* [STATED GOAL]: Whenever a line below holds the word "label", copy that line.
— Begin RAW RECORDS —
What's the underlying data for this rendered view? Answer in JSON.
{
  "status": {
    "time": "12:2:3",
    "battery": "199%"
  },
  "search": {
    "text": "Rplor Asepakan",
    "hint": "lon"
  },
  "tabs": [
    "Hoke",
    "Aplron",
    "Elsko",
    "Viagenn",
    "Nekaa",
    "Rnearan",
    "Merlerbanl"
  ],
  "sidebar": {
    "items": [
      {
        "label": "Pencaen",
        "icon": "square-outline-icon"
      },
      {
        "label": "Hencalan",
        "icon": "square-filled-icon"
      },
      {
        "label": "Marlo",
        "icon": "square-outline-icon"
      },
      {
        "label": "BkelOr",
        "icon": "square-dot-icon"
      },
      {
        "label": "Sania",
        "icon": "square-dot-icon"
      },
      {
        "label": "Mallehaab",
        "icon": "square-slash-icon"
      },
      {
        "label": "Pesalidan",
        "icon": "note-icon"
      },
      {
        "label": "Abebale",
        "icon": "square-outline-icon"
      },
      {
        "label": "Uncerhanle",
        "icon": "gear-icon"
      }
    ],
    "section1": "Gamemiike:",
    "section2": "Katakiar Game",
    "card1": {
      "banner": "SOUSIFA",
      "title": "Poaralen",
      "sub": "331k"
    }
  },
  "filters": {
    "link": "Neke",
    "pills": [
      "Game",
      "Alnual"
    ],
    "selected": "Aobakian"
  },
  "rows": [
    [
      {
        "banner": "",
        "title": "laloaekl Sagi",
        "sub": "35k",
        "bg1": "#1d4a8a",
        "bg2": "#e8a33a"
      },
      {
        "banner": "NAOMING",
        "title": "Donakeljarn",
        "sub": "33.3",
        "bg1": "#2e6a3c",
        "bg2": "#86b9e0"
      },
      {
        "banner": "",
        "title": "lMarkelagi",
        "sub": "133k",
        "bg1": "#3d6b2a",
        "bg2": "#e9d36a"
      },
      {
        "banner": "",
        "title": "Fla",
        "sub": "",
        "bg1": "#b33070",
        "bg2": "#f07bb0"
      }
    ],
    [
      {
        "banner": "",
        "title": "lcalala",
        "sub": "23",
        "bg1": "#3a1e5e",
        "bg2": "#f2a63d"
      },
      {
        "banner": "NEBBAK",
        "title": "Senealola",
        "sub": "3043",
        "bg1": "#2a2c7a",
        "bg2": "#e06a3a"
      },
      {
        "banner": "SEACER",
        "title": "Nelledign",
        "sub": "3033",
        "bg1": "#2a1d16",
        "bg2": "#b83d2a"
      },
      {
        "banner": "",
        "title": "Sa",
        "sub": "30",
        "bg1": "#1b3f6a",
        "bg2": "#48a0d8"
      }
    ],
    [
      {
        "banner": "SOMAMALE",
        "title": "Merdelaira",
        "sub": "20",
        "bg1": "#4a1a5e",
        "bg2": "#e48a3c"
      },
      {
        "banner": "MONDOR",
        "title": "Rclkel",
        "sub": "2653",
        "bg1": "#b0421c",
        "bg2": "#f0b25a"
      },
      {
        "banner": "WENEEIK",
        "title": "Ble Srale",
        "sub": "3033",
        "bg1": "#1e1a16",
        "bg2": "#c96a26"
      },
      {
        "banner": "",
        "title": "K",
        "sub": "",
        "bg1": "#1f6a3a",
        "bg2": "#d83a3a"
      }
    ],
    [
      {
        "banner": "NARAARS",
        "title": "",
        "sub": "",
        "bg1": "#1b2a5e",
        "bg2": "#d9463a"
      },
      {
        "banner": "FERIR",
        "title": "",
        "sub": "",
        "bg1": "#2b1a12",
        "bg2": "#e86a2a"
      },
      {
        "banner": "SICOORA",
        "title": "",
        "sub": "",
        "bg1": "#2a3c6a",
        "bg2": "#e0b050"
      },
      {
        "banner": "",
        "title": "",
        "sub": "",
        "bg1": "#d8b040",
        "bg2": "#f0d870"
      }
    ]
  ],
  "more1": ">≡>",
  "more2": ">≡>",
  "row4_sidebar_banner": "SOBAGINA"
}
— End RAW RECORDS —
* [TASK ANSWER]:
        "label": "Pencaen",
        "label": "Hencalan",
        "label": "Marlo",
        "label": "BkelOr",
        "label": "Sania",
        "label": "Mallehaab",
        "label": "Pesalidan",
        "label": "Abebale",
        "label": "Uncerhanle",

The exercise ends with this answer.